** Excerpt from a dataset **
━━━━━━━━━━

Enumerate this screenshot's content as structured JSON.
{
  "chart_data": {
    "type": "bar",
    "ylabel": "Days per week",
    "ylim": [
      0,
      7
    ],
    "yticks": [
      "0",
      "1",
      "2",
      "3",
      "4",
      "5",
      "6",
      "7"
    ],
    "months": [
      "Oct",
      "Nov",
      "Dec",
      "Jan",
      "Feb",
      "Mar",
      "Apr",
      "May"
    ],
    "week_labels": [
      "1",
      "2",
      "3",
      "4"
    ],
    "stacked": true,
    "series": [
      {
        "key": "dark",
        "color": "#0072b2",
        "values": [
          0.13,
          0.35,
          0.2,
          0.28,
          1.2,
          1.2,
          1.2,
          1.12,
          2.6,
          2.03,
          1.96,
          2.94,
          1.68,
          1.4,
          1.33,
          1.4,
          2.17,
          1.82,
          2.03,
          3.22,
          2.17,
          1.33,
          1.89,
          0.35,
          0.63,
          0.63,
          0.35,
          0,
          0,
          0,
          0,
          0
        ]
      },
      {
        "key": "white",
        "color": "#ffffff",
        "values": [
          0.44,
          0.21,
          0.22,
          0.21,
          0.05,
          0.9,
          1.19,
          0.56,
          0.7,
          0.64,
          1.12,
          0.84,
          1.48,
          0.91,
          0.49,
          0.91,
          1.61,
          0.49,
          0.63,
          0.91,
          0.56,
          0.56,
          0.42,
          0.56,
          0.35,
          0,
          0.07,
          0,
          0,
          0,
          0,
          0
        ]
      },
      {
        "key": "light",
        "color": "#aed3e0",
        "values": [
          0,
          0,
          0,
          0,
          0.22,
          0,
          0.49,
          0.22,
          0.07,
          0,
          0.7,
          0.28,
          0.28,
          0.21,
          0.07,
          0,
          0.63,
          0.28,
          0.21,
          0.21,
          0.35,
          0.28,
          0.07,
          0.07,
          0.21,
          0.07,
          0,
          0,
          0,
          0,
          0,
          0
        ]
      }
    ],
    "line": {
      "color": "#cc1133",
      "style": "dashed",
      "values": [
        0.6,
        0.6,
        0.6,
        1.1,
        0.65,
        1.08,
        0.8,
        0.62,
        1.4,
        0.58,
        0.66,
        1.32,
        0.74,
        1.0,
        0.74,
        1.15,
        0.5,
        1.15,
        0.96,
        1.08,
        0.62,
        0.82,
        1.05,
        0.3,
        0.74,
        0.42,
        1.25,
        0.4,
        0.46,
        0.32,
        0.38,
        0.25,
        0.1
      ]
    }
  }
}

━━━━━━━━━━

** TASK TO CARRY OUT **
What do the records say? Quote them all exactly.

** TASK RESULT **
Enumerate this screenshot's content as structured JSON.
{
  "chart_data": {
    "type": "bar",
    "ylabel": "Days per week",
    "ylim": [
      0,
      7
    ],
    "yticks": [
      "0",
      "1",
      "2",
      "3",
      "4",
      "5",
      "6",
      "7"
    ],
    "months": [
      "Oct",
      "Nov",
      "Dec",
      "Jan",
      "Feb",
      "Mar",
      "Apr",
      "May"
    ],
    "week_labels": [
      "1",
      "2",
      "3",
      "4"
    ],
    "stacked": true,
    "series": [
      {
        "key": "dark",
        "color": "#0072b2",
        "values": [
          0.13,
          0.35,
          0.2,
          0.28,
          1.2,
          1.2,
          1.2,
          1.12,
          2.6,
          2.03,
          1.96,
          2.94,
          1.68,
          1.4,
          1.33,
          1.4,
          2.17,
          1.82,
          2.03,
          3.22,
          2.17,
          1.33,
          1.89,
          0.35,
          0.63,
          0.63,
          0.35,
          0,
          0,
          0,
          0,
          0
        ]
      },
      {
        "key": "white",
        "color": "#ffffff",
        "values": [
          0.44,
          0.21,
          0.22,
          0.21,
          0.05,
          0.9,
          1.19,
          0.56,
          0.7,
          0.64,
          1.12,
          0.84,
          1.48,
          0.91,
          0.49,
          0.91,
          1.61,
          0.49,
          0.63,
          0.91,
          0.56,
          0.56,
          0.42,
          0.56,
          0.35,
          0,
          0.07,
          0,
          0,
          0,
          0,
          0
        ]
      },
      {
        "key": "light",
        "color": "#aed3e0",
        "values": [
          0,
          0,
          0,
          0,
          0.22,
          0,
          0.49,
          0.22,
          0.07,
          0,
          0.7,
          0.28,
          0.28,
          0.21,
          0.07,
          0,
          0.63,
          0.28,
          0.21,
          0.21,
          0.35,
          0.28,
          0.07,
          0.07,
          0.21,
          0.07,
          0,
          0,
          0,
          0,
          0,
          0
        ]
      }
    ],
    "line": {
      "color": "#cc1133",
      "style": "dashed",
      "values": [
        0.6,
        0.6,
        0.6,
        1.1,
        0.65,
        1.08,
        0.8,
        0.62,
        1.4,
        0.58,
        0.66,
        1.32,
        0.74,
        1.0,
        0.74,
        1.15,
        0.5,
        1.15,
        0.96,
        1.08,
        0.62,
        0.82,
        1.05,
        0.3,
        0.74,
        0.42,
        1.25,
        0.4,
        0.46,
        0.32,
        0.38,
        0.25,
        0.1
      ]
    }
  }
}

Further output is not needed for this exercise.